● PROBLEM DETAILS
Return copies of the lines below that mention "them".

● EXTRACTED INFORMATION
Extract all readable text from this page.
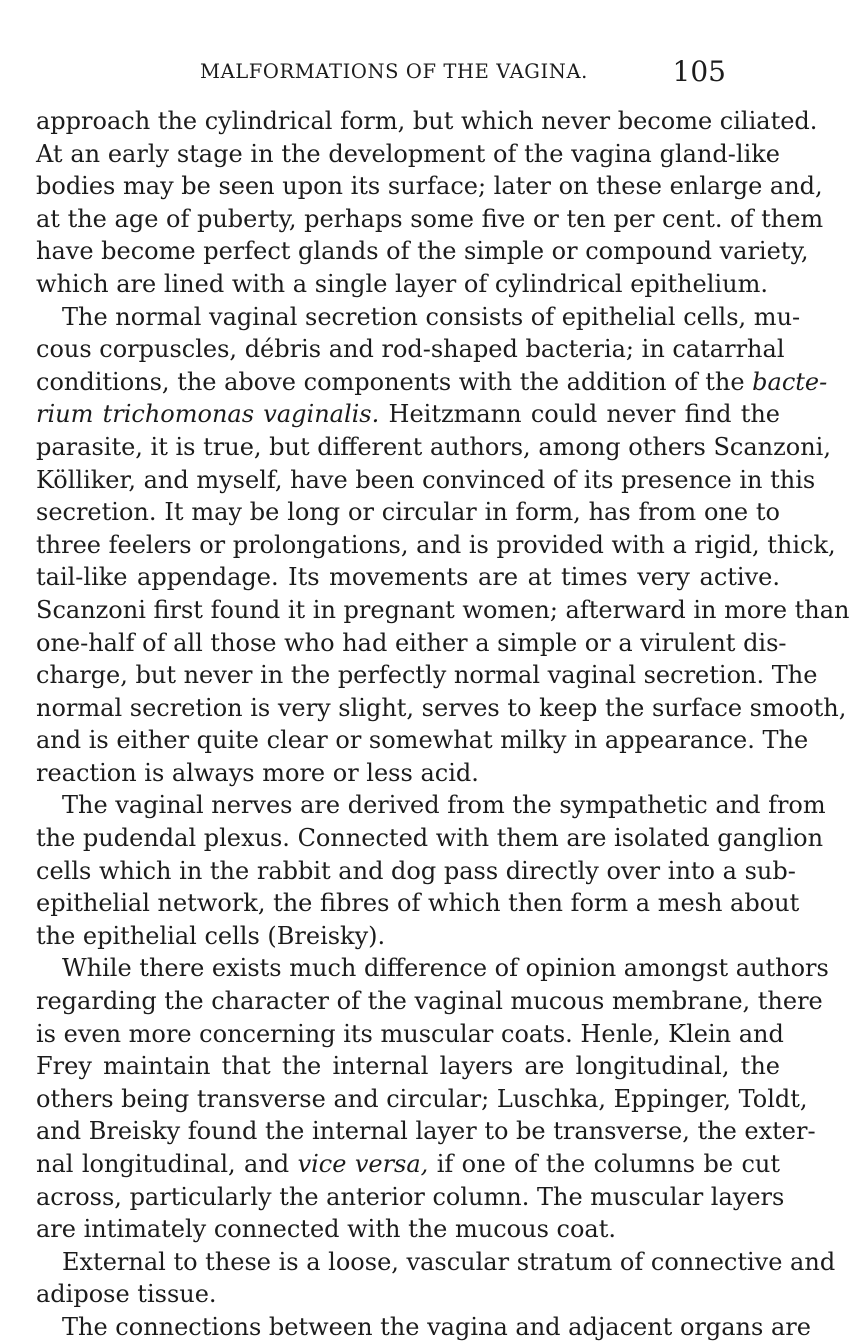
MALFORMATIONS OF THE VAGINA.	105
approach the cylindrical form, but which never become ciliated.
At an early stage in the development of the vagina gland-like
bodies may be seen upon its surface; later on these enlarge and,
at the age of puberty, perhaps some five or ten per cent. of them
have become perfect glands of the simple or compound variety,
which are lined with a single layer of cylindrical epithelium.
The normal vaginal secretion consists of epithelial cells, mu-
cous corpuscles, débris and rod-shaped bacteria; in catarrhal
conditions, the above components with the addition of the bacte-
rium trichomonas vaginalis. Heitzmann could never find the
parasite, it is true, but different authors, among others Scanzoni,
Kölliker, and myself, have been convinced of its presence in this
secretion. It may be long or circular in form, has from one to
three feelers or prolongations, and is provided with a rigid, thick,
tail-like appendage. Its movements are at times very active.
Scanzoni first found it in pregnant women; afterward in more than
one-half of all those who had either a simple or a virulent dis-
charge, but never in the perfectly normal vaginal secretion. The
normal secretion is very slight, serves to keep the surface smooth,
and is either quite clear or somewhat milky in appearance. The
reaction is always more or less acid.
The vaginal nerves are derived from the sympathetic and from
the pudendal plexus. Connected with them are isolated ganglion
cells which in the rabbit and dog pass directly over into a sub-
epithelial network, the fibres of which then form a mesh about
the epithelial cells (Breisky).
While there exists much difference of opinion amongst authors
regarding the character of the vaginal mucous membrane, there
is even more concerning its muscular coats. Henle, Klein and
Frey maintain that the internal layers are longitudinal, the
others being transverse and circular; Luschka, Eppinger, Toldt,
and Breisky found the internal layer to be transverse, the exter-
nal longitudinal, and vice versa, if one of the columns be cut
across, particularly the anterior column. The muscular layers
are intimately connected with the mucous coat.
External to these is a loose, vascular stratum of connective and
adipose tissue.
The connections between the vagina and adjacent organs are
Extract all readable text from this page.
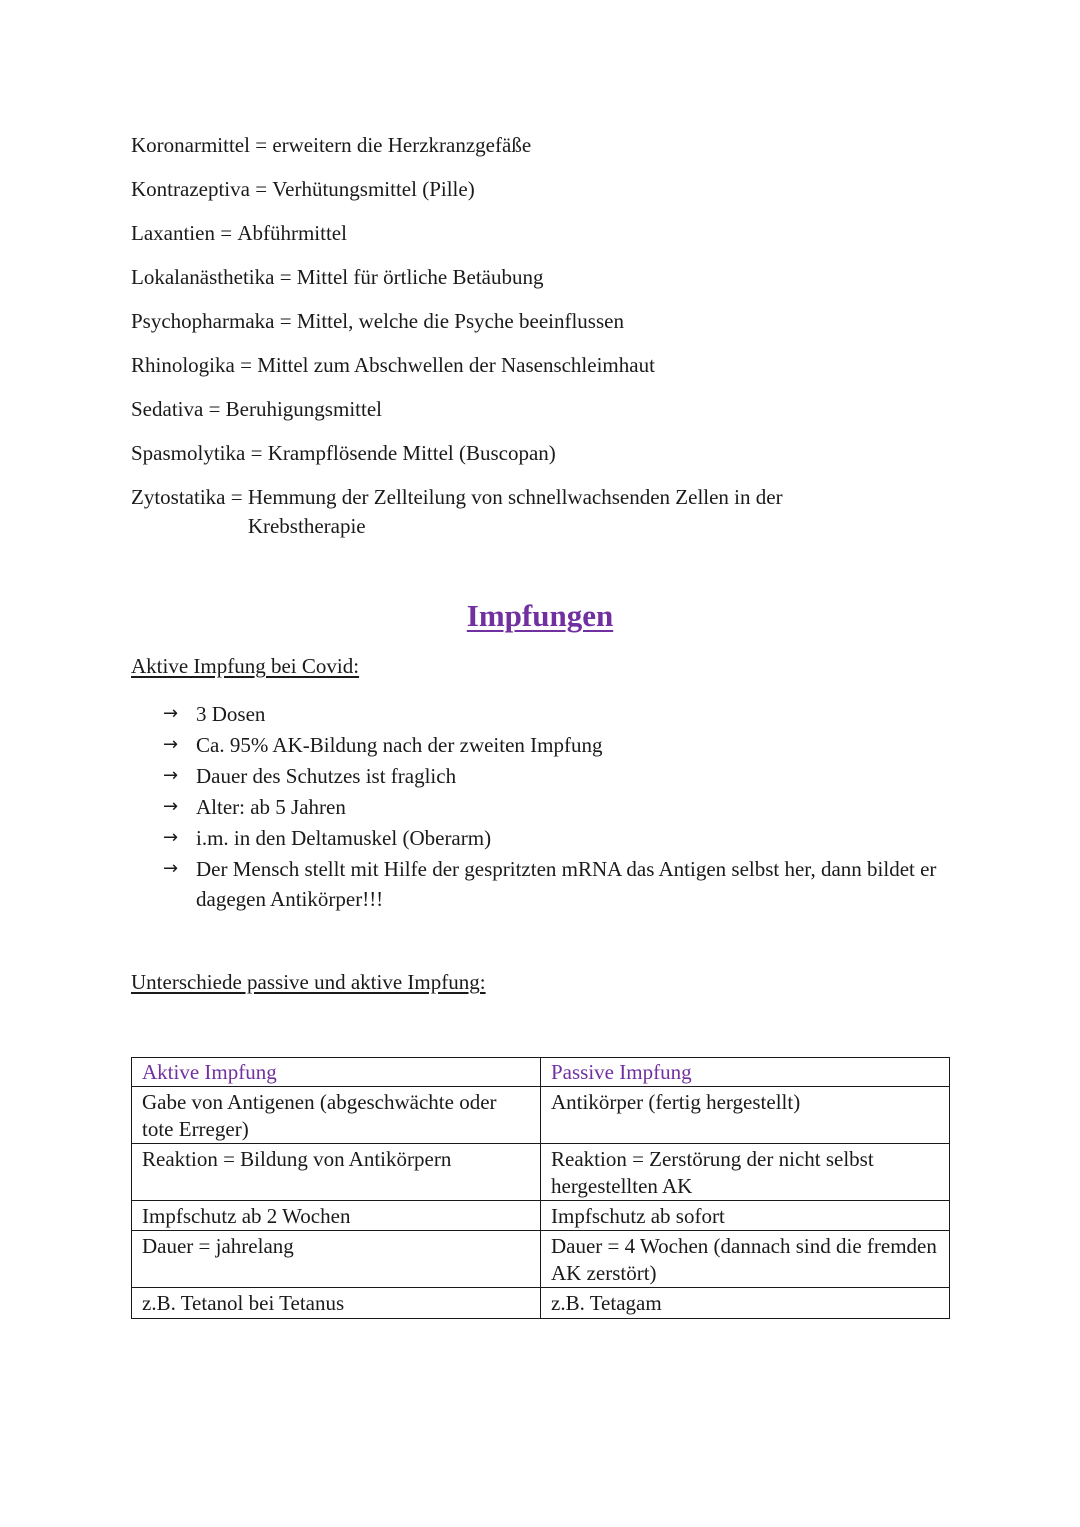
Koronarmittel = erweitern die Herzkranzgefäße
Kontrazeptiva = Verhütungsmittel (Pille)
Laxantien = Abführmittel
Lokalanästhetika = Mittel für örtliche Betäubung
Psychopharmaka = Mittel, welche die Psyche beeinflussen
Rhinologika = Mittel zum Abschwellen der Nasenschleimhaut
Sedativa = Beruhigungsmittel
Spasmolytika = Krampflösende Mittel (Buscopan)
Zytostatika = Hemmung der Zellteilung von schnellwachsenden Zellen in der Krebstherapie
Impfungen
Aktive Impfung bei Covid:
→ 3 Dosen
→ Ca. 95% AK-Bildung nach der zweiten Impfung
→ Dauer des Schutzes ist fraglich
→ Alter: ab 5 Jahren
→ i.m. in den Deltamuskel (Oberarm)
→ Der Mensch stellt mit Hilfe der gespritzten mRNA das Antigen selbst her, dann bildet er dagegen Antikörper!!!
Unterschiede passive und aktive Impfung:
Aktive Impfung	Passive Impfung
Gabe von Antigenen (abgeschwächte oder tote Erreger)	Antikörper (fertig hergestellt)
Reaktion = Bildung von Antikörpern	Reaktion = Zerstörung der nicht selbst hergestellten AK
Impfschutz ab 2 Wochen	Impfschutz ab sofort
Dauer = jahrelang	Dauer = 4 Wochen (dannach sind die fremden AK zerstört)
z.B. Tetanol bei Tetanus	z.B. Tetagam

● EXERCISE OUTPUT
at the age of puberty, perhaps some five or ten per cent. of them
the pudendal plexus. Connected with them are isolated ganglion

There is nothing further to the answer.